● **RECORDS PROVIDED**:
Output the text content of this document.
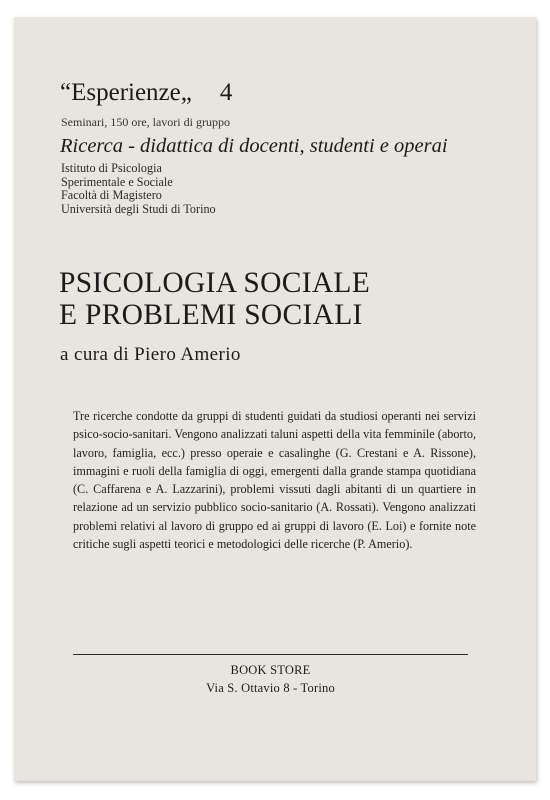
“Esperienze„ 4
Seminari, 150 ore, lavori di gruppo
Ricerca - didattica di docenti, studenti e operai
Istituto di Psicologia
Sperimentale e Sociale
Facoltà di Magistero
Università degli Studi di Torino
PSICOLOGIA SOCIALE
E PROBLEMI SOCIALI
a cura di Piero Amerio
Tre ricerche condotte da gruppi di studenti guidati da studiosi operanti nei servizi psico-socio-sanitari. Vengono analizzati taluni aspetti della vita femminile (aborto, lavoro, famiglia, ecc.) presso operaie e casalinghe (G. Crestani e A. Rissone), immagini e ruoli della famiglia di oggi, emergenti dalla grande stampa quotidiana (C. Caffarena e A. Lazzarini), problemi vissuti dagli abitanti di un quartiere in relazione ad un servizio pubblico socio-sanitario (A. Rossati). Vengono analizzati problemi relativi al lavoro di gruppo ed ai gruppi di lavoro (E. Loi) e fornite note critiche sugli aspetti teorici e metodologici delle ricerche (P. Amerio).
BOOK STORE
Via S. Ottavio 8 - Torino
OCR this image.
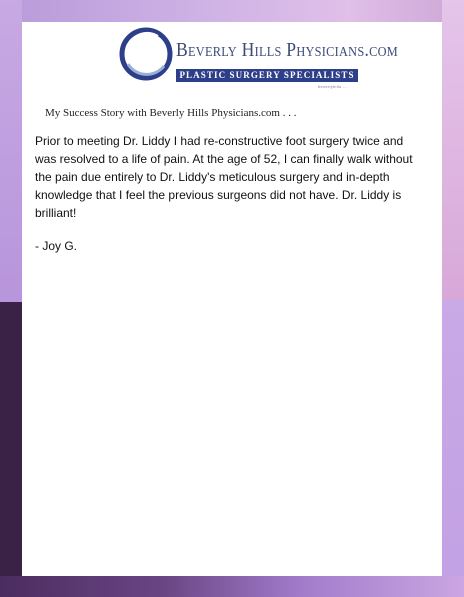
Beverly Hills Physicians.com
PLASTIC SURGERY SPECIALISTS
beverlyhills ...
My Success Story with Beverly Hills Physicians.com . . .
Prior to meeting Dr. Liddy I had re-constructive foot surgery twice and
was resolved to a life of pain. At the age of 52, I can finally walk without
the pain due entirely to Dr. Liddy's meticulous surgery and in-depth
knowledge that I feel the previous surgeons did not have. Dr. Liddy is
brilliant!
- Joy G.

● **EXERCISE GOAL**:
Excluding pictures, copy exactly the lines from the line containing "OCR this image." through the last line of the data, inclusive.

● **THE SOLUTION**:
OCR this image.
Beverly Hills Physicians.com
PLASTIC SURGERY SPECIALISTS
beverlyhills ...
My Success Story with Beverly Hills Physicians.com . . .
Prior to meeting Dr. Liddy I had re-constructive foot surgery twice and
was resolved to a life of pain. At the age of 52, I can finally walk without
the pain due entirely to Dr. Liddy's meticulous surgery and in-depth
knowledge that I feel the previous surgeons did not have. Dr. Liddy is
brilliant!
- Joy G.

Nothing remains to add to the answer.